═══ EXERCISE MATERIAL

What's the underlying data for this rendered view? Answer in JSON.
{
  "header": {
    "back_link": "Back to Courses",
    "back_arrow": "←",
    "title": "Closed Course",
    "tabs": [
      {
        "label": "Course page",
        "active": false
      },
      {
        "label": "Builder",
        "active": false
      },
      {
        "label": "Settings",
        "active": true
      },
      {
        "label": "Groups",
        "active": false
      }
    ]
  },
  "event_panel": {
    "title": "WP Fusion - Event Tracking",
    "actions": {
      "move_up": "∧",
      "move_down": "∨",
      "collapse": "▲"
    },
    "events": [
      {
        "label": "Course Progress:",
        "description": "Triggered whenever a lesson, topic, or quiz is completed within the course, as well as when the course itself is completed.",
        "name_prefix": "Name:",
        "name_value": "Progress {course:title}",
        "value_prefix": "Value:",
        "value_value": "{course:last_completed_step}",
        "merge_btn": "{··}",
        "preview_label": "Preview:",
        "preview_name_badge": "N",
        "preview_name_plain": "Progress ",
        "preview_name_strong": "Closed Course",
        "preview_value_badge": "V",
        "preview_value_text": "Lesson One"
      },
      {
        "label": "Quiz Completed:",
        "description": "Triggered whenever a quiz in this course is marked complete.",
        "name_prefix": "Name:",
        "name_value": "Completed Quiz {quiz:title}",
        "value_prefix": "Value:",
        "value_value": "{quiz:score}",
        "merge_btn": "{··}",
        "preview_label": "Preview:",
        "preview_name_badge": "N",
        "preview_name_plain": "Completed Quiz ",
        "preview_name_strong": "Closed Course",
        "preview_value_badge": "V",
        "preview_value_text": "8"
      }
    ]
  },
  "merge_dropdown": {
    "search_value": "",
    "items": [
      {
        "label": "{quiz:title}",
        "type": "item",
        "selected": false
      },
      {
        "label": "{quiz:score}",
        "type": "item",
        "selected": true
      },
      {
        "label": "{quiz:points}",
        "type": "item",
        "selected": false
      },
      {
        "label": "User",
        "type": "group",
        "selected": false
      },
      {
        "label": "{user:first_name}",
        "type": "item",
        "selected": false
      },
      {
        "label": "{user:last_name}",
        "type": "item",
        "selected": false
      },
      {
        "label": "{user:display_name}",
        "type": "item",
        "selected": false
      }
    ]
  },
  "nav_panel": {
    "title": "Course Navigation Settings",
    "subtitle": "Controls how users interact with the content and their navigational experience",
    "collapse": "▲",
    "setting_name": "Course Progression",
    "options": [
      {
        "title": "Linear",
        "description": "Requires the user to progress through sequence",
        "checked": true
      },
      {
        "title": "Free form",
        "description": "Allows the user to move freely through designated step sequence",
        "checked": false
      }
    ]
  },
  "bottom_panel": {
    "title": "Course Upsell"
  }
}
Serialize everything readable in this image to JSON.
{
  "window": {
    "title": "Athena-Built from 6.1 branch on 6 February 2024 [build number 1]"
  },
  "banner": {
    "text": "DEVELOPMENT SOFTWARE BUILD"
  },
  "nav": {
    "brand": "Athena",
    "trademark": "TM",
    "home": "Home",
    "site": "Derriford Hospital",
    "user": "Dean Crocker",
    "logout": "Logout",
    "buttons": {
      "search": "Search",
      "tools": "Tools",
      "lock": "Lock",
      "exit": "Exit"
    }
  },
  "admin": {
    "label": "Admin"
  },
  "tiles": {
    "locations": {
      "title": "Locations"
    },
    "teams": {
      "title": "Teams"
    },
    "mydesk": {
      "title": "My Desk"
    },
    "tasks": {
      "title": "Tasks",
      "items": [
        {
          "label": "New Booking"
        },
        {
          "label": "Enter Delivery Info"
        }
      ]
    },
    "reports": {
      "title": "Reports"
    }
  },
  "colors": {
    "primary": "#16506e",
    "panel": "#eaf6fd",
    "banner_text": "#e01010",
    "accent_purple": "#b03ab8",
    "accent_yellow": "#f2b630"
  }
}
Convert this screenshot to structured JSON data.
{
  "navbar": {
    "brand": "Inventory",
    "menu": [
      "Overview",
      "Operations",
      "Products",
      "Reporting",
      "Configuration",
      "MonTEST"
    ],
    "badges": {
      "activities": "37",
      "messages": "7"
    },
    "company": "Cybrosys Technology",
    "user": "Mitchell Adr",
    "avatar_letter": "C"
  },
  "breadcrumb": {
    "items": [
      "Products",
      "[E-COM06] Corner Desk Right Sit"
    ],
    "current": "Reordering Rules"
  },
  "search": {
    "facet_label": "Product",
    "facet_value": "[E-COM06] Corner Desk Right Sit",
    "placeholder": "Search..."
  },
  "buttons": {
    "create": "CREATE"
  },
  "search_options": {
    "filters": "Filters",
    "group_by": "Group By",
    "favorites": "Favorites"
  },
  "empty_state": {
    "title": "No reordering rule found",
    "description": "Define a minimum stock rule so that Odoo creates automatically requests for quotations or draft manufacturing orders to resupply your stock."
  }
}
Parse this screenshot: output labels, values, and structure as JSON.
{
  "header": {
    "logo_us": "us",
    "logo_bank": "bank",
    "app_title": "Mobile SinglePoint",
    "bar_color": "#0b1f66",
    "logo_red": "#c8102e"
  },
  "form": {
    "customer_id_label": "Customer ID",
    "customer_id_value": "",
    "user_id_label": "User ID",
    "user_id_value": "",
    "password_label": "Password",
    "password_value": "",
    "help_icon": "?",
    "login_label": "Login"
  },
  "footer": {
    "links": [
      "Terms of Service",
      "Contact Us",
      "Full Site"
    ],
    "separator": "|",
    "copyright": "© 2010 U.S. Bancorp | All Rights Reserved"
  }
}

══════

-- EXERCISE DIRECTIONS --
Print the listing above in its entirety, with every line exact.

-- THE ANSWER --
What's the underlying data for this rendered view? Answer in JSON.
{
  "header": {
    "back_link": "Back to Courses",
    "back_arrow": "←",
    "title": "Closed Course",
    "tabs": [
      {
        "label": "Course page",
        "active": false
      },
      {
        "label": "Builder",
        "active": false
      },
      {
        "label": "Settings",
        "active": true
      },
      {
        "label": "Groups",
        "active": false
      }
    ]
  },
  "event_panel": {
    "title": "WP Fusion - Event Tracking",
    "actions": {
      "move_up": "∧",
      "move_down": "∨",
      "collapse": "▲"
    },
    "events": [
      {
        "label": "Course Progress:",
        "description": "Triggered whenever a lesson, topic, or quiz is completed within the course, as well as when the course itself is completed.",
        "name_prefix": "Name:",
        "name_value": "Progress {course:title}",
        "value_prefix": "Value:",
        "value_value": "{course:last_completed_step}",
        "merge_btn": "{··}",
        "preview_label": "Preview:",
        "preview_name_badge": "N",
        "preview_name_plain": "Progress ",
        "preview_name_strong": "Closed Course",
        "preview_value_badge": "V",
        "preview_value_text": "Lesson One"
      },
      {
        "label": "Quiz Completed:",
        "description": "Triggered whenever a quiz in this course is marked complete.",
        "name_prefix": "Name:",
        "name_value": "Completed Quiz {quiz:title}",
        "value_prefix": "Value:",
        "value_value": "{quiz:score}",
        "merge_btn": "{··}",
        "preview_label": "Preview:",
        "preview_name_badge": "N",
        "preview_name_plain": "Completed Quiz ",
        "preview_name_strong": "Closed Course",
        "preview_value_badge": "V",
        "preview_value_text": "8"
      }
    ]
  },
  "merge_dropdown": {
    "search_value": "",
    "items": [
      {
        "label": "{quiz:title}",
        "type": "item",
        "selected": false
      },
      {
        "label": "{quiz:score}",
        "type": "item",
        "selected": true
      },
      {
        "label": "{quiz:points}",
        "type": "item",
        "selected": false
      },
      {
        "label": "User",
        "type": "group",
        "selected": false
      },
      {
        "label": "{user:first_name}",
        "type": "item",
        "selected": false
      },
      {
        "label": "{user:last_name}",
        "type": "item",
        "selected": false
      },
      {
        "label": "{user:display_name}",
        "type": "item",
        "selected": false
      }
    ]
  },
  "nav_panel": {
    "title": "Course Navigation Settings",
    "subtitle": "Controls how users interact with the content and their navigational experience",
    "collapse": "▲",
    "setting_name": "Course Progression",
    "options": [
      {
        "title": "Linear",
        "description": "Requires the user to progress through sequence",
        "checked": true
      },
      {
        "title": "Free form",
        "description": "Allows the user to move freely through designated step sequence",
        "checked": false
      }
    ]
  },
  "bottom_panel": {
    "title": "Course Upsell"
  }
}
Serialize everything readable in this image to JSON.
{
  "window": {
    "title": "Athena-Built from 6.1 branch on 6 February 2024 [build number 1]"
  },
  "banner": {
    "text": "DEVELOPMENT SOFTWARE BUILD"
  },
  "nav": {
    "brand": "Athena",
    "trademark": "TM",
    "home": "Home",
    "site": "Derriford Hospital",
    "user": "Dean Crocker",
    "logout": "Logout",
    "buttons": {
      "search": "Search",
      "tools": "Tools",
      "lock": "Lock",
      "exit": "Exit"
    }
  },
  "admin": {
    "label": "Admin"
  },
  "tiles": {
    "locations": {
      "title": "Locations"
    },
    "teams": {
      "title": "Teams"
    },
    "mydesk": {
      "title": "My Desk"
    },
    "tasks": {
      "title": "Tasks",
      "items": [
        {
          "label": "New Booking"
        },
        {
          "label": "Enter Delivery Info"
        }
      ]
    },
    "reports": {
      "title": "Reports"
    }
  },
  "colors": {
    "primary": "#16506e",
    "panel": "#eaf6fd",
    "banner_text": "#e01010",
    "accent_purple": "#b03ab8",
    "accent_yellow": "#f2b630"
  }
}
Convert this screenshot to structured JSON data.
{
  "navbar": {
    "brand": "Inventory",
    "menu": [
      "Overview",
      "Operations",
      "Products",
      "Reporting",
      "Configuration",
      "MonTEST"
    ],
    "badges": {
      "activities": "37",
      "messages": "7"
    },
    "company": "Cybrosys Technology",
    "user": "Mitchell Adr",
    "avatar_letter": "C"
  },
  "breadcrumb": {
    "items": [
      "Products",
      "[E-COM06] Corner Desk Right Sit"
    ],
    "current": "Reordering Rules"
  },
  "search": {
    "facet_label": "Product",
    "facet_value": "[E-COM06] Corner Desk Right Sit",
    "placeholder": "Search..."
  },
  "buttons": {
    "create": "CREATE"
  },
  "search_options": {
    "filters": "Filters",
    "group_by": "Group By",
    "favorites": "Favorites"
  },
  "empty_state": {
    "title": "No reordering rule found",
    "description": "Define a minimum stock rule so that Odoo creates automatically requests for quotations or draft manufacturing orders to resupply your stock."
  }
}
Parse this screenshot: output labels, values, and structure as JSON.
{
  "header": {
    "logo_us": "us",
    "logo_bank": "bank",
    "app_title": "Mobile SinglePoint",
    "bar_color": "#0b1f66",
    "logo_red": "#c8102e"
  },
  "form": {
    "customer_id_label": "Customer ID",
    "customer_id_value": "",
    "user_id_label": "User ID",
    "user_id_value": "",
    "password_label": "Password",
    "password_value": "",
    "help_icon": "?",
    "login_label": "Login"
  },
  "footer": {
    "links": [
      "Terms of Service",
      "Contact Us",
      "Full Site"
    ],
    "separator": "|",
    "copyright": "© 2010 U.S. Bancorp | All Rights Reserved"
  }
}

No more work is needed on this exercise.